[Work instructions] Wherever the string "seguidores" appears in a line, extract that line.

-------- Record list --------

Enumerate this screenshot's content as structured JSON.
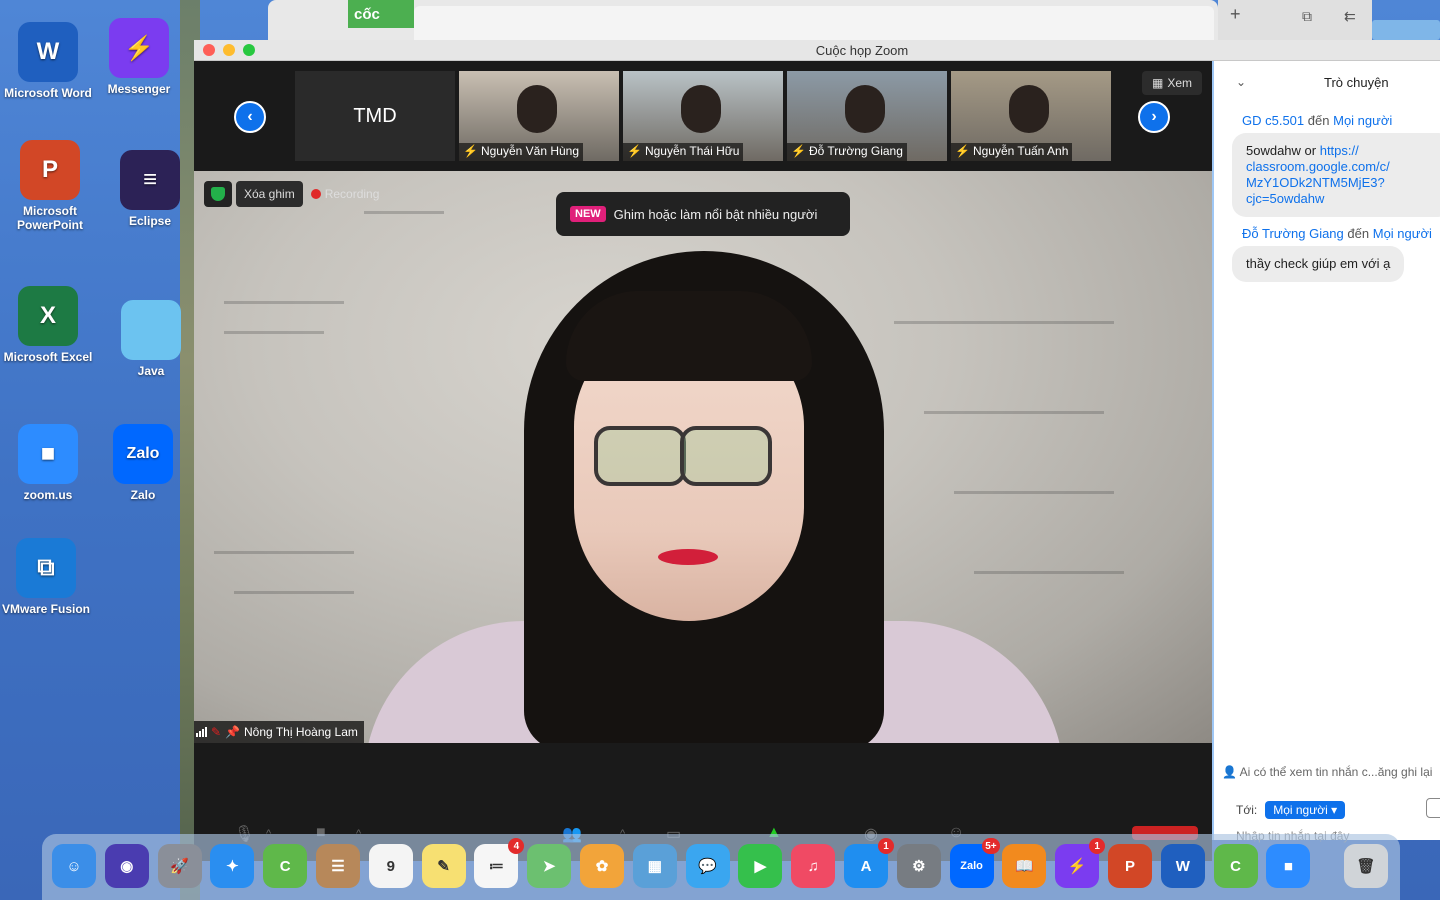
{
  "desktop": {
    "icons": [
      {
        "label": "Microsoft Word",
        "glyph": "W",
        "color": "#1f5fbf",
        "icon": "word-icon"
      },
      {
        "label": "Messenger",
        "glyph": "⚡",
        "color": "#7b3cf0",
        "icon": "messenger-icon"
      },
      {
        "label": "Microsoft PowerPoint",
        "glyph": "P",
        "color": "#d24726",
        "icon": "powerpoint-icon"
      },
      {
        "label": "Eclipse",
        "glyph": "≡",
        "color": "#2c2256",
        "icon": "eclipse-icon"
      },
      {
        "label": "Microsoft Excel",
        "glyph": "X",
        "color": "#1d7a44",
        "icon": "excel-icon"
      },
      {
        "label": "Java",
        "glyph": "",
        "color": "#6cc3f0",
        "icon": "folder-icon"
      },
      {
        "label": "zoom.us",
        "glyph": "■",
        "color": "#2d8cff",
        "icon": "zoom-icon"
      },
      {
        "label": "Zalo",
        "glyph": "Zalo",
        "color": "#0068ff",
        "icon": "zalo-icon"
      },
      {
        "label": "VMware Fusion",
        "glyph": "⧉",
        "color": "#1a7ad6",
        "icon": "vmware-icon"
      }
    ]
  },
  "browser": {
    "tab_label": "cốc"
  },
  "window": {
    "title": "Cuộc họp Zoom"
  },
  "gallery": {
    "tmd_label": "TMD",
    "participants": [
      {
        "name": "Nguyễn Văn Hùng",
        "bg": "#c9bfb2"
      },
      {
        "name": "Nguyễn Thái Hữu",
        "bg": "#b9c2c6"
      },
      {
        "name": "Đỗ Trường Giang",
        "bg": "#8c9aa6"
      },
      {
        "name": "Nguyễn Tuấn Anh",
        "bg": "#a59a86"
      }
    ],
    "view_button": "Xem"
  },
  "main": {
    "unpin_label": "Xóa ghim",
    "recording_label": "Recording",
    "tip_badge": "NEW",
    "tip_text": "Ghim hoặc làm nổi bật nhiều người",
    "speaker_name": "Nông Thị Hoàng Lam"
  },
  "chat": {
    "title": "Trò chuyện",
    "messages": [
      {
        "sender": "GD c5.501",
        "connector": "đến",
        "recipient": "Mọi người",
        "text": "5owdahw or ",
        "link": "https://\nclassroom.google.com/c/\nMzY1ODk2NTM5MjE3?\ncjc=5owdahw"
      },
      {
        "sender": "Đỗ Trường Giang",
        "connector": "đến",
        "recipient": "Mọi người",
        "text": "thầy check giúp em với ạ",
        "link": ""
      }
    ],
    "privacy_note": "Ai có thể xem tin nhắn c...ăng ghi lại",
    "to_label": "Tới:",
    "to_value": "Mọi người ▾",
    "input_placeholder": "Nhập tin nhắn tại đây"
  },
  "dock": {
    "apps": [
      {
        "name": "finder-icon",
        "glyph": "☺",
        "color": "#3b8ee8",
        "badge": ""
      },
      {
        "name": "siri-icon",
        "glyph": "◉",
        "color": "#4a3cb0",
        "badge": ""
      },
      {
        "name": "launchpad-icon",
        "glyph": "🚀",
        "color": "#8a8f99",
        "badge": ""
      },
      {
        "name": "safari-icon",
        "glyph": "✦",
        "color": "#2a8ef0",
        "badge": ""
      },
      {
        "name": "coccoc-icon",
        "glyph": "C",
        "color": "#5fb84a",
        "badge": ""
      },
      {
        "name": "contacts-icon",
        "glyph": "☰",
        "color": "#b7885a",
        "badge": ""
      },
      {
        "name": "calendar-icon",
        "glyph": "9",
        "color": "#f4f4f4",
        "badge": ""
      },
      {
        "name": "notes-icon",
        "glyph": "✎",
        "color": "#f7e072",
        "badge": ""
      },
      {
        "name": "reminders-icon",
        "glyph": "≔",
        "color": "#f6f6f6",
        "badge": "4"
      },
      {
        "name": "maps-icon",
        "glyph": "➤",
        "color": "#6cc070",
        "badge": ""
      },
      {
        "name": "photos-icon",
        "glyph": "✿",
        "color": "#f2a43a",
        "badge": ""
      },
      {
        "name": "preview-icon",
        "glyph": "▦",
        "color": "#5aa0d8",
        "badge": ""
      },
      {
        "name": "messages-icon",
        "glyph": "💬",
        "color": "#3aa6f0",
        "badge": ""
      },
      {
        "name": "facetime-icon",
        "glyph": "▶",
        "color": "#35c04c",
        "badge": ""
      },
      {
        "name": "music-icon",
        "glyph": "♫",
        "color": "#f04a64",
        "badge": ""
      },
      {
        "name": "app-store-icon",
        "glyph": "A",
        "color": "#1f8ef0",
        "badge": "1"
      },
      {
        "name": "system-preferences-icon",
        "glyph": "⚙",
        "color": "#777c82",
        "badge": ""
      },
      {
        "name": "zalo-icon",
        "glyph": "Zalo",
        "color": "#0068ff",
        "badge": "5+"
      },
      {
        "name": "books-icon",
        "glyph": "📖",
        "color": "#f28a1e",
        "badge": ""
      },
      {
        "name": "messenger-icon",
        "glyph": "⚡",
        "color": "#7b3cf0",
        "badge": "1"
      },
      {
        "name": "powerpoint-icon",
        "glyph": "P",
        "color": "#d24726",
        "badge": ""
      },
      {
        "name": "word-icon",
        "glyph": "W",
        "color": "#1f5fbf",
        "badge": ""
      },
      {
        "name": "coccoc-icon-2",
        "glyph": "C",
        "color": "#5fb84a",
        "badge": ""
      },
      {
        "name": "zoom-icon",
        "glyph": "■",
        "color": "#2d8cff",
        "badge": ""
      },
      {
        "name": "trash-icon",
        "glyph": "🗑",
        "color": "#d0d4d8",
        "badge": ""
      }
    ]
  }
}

--------
-------- Record list --------

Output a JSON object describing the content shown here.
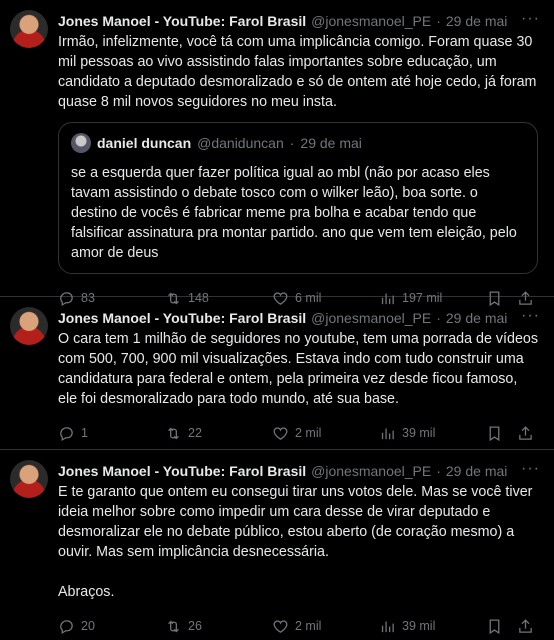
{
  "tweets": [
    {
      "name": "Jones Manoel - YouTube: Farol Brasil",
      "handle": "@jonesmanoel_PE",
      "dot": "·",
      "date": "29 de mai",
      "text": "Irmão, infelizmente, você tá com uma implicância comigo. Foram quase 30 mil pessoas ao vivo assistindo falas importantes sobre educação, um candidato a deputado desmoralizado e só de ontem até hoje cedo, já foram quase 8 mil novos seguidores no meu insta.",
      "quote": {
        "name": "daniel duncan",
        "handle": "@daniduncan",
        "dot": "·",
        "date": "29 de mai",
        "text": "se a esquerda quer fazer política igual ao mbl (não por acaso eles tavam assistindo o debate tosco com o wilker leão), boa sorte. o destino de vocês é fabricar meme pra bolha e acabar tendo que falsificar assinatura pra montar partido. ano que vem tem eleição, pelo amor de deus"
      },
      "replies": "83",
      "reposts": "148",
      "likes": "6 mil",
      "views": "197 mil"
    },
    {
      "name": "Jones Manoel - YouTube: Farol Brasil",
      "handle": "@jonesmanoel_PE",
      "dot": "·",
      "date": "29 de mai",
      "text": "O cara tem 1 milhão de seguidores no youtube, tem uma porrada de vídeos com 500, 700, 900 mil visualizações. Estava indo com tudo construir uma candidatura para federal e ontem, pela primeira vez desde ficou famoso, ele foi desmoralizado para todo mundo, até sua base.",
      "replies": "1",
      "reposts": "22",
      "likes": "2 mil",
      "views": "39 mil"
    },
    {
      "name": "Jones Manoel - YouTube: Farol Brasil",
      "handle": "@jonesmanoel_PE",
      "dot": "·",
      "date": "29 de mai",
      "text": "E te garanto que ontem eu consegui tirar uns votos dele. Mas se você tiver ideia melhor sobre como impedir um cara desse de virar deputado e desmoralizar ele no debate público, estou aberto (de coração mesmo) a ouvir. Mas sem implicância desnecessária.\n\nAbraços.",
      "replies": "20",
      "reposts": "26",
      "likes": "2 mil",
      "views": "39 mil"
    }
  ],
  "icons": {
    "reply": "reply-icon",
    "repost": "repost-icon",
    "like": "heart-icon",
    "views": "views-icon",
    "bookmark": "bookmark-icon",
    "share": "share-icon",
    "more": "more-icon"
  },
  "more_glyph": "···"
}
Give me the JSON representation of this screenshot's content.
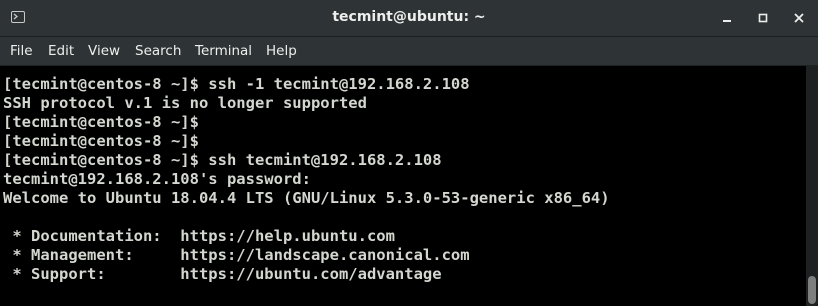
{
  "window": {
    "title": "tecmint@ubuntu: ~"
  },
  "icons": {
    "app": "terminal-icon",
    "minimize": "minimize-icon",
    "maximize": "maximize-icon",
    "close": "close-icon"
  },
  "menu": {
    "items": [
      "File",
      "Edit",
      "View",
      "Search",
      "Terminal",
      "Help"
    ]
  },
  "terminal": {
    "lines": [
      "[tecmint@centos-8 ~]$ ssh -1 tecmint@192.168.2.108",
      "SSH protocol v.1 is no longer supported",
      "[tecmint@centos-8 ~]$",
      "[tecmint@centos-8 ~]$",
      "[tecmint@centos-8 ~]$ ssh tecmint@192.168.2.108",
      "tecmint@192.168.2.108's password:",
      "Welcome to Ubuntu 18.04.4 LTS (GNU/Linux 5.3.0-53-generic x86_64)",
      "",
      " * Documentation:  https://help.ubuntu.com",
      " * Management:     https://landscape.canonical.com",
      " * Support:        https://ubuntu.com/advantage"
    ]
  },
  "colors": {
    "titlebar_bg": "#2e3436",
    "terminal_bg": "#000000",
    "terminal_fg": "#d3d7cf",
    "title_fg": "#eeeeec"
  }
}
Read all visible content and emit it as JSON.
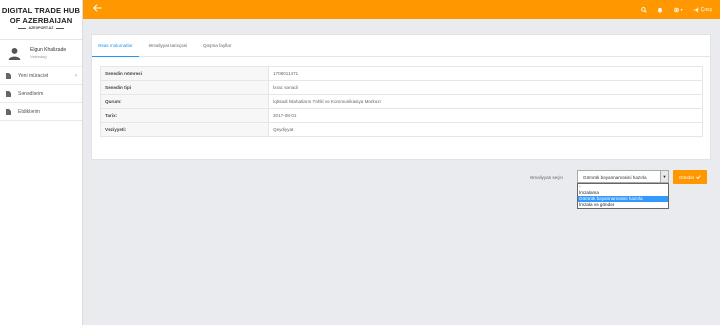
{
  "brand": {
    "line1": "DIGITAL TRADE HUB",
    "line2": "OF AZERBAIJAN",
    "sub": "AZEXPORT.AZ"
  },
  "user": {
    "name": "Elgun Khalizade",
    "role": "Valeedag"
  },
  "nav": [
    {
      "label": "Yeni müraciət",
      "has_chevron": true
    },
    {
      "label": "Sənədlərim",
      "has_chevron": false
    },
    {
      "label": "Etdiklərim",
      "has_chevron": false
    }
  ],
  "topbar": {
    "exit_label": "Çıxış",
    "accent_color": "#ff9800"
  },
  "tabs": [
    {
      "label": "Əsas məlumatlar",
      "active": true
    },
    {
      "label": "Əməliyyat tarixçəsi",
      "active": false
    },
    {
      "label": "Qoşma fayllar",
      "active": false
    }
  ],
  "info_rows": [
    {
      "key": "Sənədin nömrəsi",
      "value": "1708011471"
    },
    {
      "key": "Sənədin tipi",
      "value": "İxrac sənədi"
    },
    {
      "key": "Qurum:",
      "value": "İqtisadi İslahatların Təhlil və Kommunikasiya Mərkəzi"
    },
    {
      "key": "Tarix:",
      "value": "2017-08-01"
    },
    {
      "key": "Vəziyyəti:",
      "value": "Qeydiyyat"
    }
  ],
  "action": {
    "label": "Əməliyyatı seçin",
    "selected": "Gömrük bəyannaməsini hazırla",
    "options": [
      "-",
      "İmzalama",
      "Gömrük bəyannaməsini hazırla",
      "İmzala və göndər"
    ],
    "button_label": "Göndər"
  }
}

--------
-------- Record list --------

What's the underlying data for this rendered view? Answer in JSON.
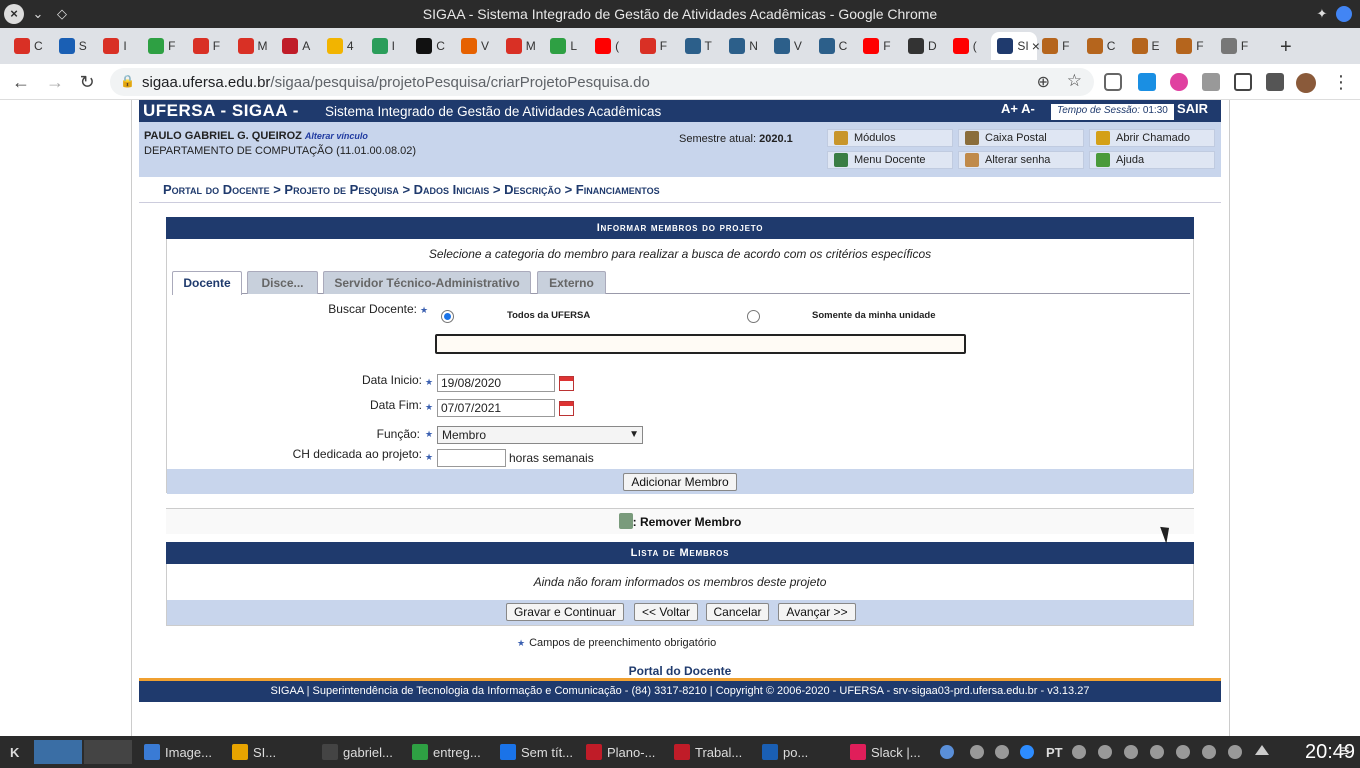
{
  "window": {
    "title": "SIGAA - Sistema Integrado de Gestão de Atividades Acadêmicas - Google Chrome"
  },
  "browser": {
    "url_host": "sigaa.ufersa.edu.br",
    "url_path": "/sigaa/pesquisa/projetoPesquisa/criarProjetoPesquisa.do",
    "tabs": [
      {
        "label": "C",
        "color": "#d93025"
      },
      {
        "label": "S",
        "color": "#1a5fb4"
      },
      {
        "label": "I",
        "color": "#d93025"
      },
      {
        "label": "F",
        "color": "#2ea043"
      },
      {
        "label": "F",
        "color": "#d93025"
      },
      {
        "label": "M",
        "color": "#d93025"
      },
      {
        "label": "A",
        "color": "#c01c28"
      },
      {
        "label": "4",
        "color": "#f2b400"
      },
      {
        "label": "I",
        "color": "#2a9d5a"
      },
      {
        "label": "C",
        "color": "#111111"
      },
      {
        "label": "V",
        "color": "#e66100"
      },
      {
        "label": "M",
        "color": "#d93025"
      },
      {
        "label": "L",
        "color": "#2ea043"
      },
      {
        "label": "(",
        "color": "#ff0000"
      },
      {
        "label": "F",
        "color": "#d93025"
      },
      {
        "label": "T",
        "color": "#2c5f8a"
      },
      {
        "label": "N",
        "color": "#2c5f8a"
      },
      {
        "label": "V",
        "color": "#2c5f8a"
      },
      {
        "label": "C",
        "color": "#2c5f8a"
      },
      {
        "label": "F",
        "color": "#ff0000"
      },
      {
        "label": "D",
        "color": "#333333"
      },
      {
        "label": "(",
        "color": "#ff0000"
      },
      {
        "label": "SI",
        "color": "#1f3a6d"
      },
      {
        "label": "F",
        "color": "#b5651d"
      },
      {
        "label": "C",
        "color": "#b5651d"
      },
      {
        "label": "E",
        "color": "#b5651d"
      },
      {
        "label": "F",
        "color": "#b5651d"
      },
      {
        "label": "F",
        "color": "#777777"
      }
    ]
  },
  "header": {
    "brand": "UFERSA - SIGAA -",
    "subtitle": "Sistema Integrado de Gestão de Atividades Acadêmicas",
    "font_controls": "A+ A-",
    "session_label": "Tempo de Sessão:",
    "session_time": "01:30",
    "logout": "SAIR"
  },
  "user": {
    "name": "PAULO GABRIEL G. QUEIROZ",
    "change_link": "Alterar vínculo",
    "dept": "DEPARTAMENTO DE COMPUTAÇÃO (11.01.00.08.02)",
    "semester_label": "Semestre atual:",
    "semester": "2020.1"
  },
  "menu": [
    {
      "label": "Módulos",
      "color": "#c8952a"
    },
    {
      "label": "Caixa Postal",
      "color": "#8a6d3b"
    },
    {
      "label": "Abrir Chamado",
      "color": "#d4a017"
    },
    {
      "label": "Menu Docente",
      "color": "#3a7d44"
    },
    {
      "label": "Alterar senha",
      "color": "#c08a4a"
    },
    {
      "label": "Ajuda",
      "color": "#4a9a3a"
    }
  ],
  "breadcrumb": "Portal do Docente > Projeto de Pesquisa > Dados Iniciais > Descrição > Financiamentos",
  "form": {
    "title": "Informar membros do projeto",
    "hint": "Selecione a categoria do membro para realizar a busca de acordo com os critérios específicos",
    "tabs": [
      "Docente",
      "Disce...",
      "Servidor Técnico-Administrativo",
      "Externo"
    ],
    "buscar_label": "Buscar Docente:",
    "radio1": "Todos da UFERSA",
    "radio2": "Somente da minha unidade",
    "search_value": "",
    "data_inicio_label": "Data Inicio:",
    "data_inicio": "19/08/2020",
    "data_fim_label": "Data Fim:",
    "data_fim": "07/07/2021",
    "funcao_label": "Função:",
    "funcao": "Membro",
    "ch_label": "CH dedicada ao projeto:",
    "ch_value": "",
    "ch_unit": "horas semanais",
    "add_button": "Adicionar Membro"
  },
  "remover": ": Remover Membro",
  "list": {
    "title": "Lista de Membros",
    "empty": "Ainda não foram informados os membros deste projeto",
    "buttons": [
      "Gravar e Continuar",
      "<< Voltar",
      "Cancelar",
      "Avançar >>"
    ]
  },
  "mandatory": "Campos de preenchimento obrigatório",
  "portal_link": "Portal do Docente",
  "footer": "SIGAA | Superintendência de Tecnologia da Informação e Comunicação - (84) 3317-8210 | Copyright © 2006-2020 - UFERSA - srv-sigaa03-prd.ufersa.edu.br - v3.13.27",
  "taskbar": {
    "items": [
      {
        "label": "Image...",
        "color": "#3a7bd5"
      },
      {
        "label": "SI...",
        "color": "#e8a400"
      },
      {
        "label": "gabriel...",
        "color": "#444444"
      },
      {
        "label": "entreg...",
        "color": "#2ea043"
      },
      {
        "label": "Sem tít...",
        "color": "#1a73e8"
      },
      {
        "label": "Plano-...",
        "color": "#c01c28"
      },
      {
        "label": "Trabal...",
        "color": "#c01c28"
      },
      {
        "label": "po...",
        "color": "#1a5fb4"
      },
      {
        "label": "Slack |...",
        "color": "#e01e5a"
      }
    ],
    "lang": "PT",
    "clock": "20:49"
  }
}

--------

[Result]
      "text": "Irmão, infelizmente, você tá com uma implicância comigo. Foram quase 30 mil pessoas ao vivo assistindo falas importantes sobre educação, um candidato a deputado desmoralizado e só de ontem até hoje cedo, já foram quase 8 mil novos seguidores no meu insta.",
      "text": "O cara tem 1 milhão de seguidores no youtube, tem uma porrada de vídeos com 500, 700, 900 mil visualizações. Estava indo com tudo construir uma candidatura para federal e ontem, pela primeira vez desde ficou famoso, ele foi desmoralizado para todo mundo, até sua base.",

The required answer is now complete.